* Text shown:
Content starts
The importance of scaling anticipatory action to save lives, and the criticality of local actors - particularly women-led organizations - in driving sustainable impact was highlighted throughout.
Overall, the notion of not being to “humanitarian our way out of the current humanitarian situation” was prevalent, with a strong focus on the need for an all-hands-on-deck approach to preventing famine in 2023 through holistic solutions and resilient agri-food systems.
Speaking at the High-Level Panel, the UN Famine Prevention and Response Coordinator, Reena Ghelani, highlighted five areas for action.
• First, redouble global efforts to prevent, reduce and end conflict and violence. Conflict remains the main driver of hunger for 117 million people in 19 countries, almost half of those affected and it absorbs almost 80 per cent of food sector aid.
• Second, invest seriously in climate adaptation and mitigation in the most vulnerable countries. Climate change is the main driver of hunger for 57 million people, and while its impact will continue to be most acutely felt in the poorest and most crisis-affected countries, only a fraction of development or climate finance goes to such contexts.
• Third, address the social, governance and economic factors that fuel those crises. Economic factors are the main driver of hunger for 84 million people, almost triple the number compared to 2021. Around 60 percent of low income countries are in or at high risk of debt distress, leaving limited resources to address the crises in their own countries.
Content ends
* Supplied entries:
Content starts
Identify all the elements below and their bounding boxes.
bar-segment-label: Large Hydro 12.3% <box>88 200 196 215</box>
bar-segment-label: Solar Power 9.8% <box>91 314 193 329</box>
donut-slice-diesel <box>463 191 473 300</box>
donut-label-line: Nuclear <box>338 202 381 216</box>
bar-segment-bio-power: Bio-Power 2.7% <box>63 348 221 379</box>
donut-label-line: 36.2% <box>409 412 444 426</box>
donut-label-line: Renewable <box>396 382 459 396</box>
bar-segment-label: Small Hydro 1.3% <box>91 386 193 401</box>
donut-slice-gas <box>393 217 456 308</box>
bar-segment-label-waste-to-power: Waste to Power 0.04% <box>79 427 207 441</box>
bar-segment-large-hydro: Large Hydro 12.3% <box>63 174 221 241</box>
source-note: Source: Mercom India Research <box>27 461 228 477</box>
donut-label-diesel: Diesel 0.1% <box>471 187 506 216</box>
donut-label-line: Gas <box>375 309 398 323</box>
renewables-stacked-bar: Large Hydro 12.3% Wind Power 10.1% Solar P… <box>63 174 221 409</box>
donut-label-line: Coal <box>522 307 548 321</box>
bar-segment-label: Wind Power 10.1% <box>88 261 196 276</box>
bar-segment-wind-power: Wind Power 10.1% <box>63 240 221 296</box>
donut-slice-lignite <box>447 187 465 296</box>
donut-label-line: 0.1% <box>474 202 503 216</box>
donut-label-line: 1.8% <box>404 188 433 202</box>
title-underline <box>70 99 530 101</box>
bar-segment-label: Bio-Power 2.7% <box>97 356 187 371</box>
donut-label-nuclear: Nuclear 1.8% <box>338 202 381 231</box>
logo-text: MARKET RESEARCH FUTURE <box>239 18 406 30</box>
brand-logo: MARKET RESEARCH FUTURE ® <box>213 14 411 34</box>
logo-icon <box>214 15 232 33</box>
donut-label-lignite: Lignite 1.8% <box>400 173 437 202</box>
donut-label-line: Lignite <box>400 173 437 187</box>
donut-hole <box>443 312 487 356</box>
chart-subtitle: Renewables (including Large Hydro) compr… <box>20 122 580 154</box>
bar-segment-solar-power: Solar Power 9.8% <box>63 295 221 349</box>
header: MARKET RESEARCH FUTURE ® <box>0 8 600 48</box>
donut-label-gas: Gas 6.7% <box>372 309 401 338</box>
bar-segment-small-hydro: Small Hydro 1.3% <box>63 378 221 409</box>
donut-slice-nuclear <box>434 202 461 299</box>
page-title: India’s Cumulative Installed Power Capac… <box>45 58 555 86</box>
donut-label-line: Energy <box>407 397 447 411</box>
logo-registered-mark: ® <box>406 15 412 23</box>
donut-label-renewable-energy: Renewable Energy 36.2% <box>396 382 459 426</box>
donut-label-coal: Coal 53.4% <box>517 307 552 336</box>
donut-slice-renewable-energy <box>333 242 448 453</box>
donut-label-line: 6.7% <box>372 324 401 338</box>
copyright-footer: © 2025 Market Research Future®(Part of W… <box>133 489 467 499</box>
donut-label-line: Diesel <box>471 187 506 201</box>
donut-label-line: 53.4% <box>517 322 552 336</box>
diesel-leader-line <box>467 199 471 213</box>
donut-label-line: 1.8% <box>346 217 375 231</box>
Content ends
* Exercises to complete:
**A.** In the famine prevention text, for how many people is climate change the main driver of hunger?
**B.** Carry on the famine prevention text from the point where it stops.

* Per-task answers:
**A.** 57 million people.

**B.**
• Fourth, place women and girls at the centre of our efforts to combat these crises. Closing the gender gap in agriculture inputs alone could lift approximately 100-150 million people out of hunger and reduce poverty rates by between 12 and 25 percent.
• And fifth, the humanitarian and development community must be faster, better and less riskaverse. Only a third of development aid goes to countries with food crises. When it does, only 11 percent is channelled to the food or agriculture sectors, and not enough of it is invested in rural areas where 80 percent of the most food insecure people live. Humanitarian response, meanwhile, is funded at less than 21 percent and is not sufficiently focused on anticipatory action, resilience and sustainability.
As the UN Secretary-General recently noted, a world without extreme poverty or hunger could be within reach. We have the information, expertise and technology to achieve that. What we need now is the collective commitment and hard work and the tough choices to make it happen.
We can’t fight famine without gender equality
Gender equality is threatened by the current hunger emergency. There are now about 150 million more hungry women and girls than men, and the gender gap is increasing quickly.
A series of recent reports, including OCHA’s Gendered Drivers, Risks and Impacts of Food Insecurity, Beyond Hunger and FAO’s Status of Women in Agrifood Systems, lay bare the disproportionate impacts of the global hunger crisis on women and girls, including in the areas of education, gender-based violence, and sexual and reproductive health.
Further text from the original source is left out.